SET PROBLEM
State the number of lines where "multiple" appears. Add nothing else.

(Data extracted from a collection)
__________________________________________________
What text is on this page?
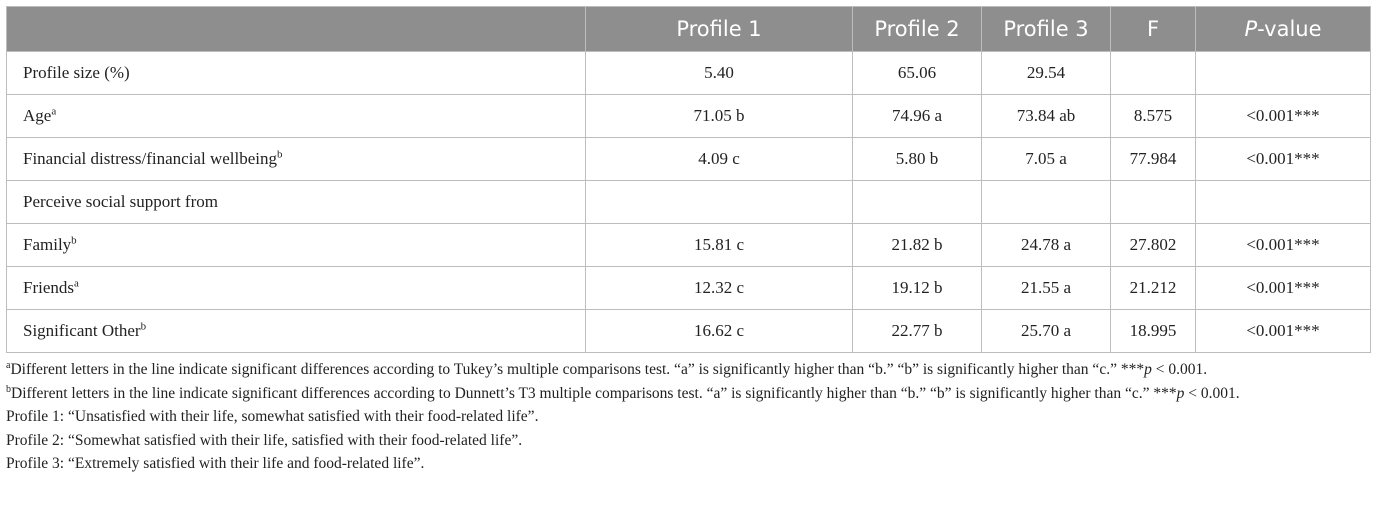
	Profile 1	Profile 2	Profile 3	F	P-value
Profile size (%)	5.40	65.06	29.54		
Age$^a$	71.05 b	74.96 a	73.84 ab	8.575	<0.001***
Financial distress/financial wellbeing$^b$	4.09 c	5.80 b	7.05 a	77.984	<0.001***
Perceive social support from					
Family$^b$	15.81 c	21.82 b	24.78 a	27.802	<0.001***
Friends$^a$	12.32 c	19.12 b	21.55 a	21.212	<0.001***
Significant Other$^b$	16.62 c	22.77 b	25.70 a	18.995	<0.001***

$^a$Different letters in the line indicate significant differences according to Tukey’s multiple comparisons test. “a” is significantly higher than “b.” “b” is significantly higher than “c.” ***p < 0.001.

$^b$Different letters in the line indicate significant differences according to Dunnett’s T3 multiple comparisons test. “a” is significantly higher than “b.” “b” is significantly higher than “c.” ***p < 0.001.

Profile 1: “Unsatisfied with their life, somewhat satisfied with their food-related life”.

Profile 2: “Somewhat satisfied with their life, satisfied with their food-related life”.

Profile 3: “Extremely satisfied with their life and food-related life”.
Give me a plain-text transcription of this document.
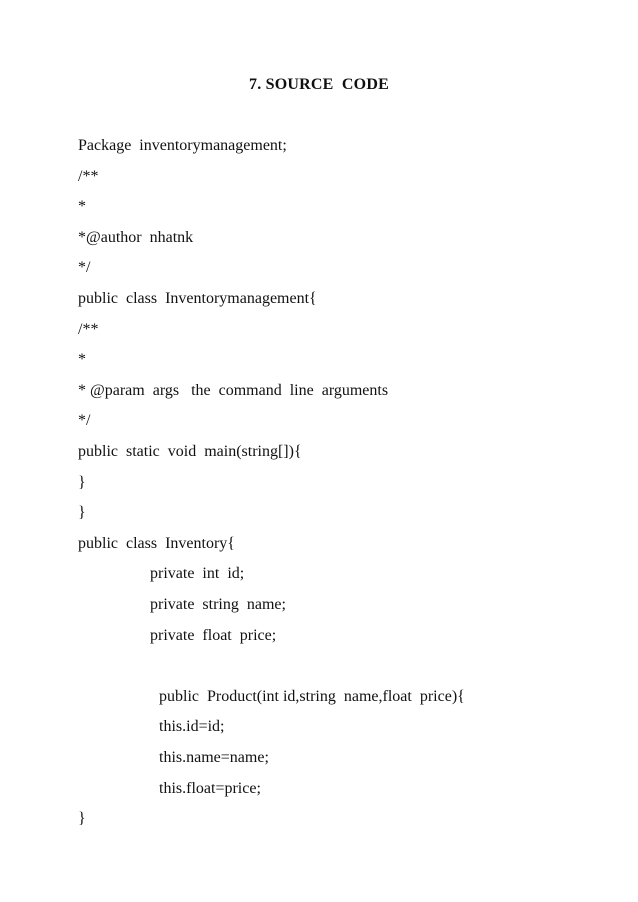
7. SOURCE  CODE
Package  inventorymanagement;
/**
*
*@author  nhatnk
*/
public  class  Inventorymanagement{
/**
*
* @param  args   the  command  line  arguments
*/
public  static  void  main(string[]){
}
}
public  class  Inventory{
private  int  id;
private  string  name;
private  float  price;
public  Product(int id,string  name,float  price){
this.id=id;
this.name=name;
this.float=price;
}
__________________________________________________
ANSWER FOR THE TASK
2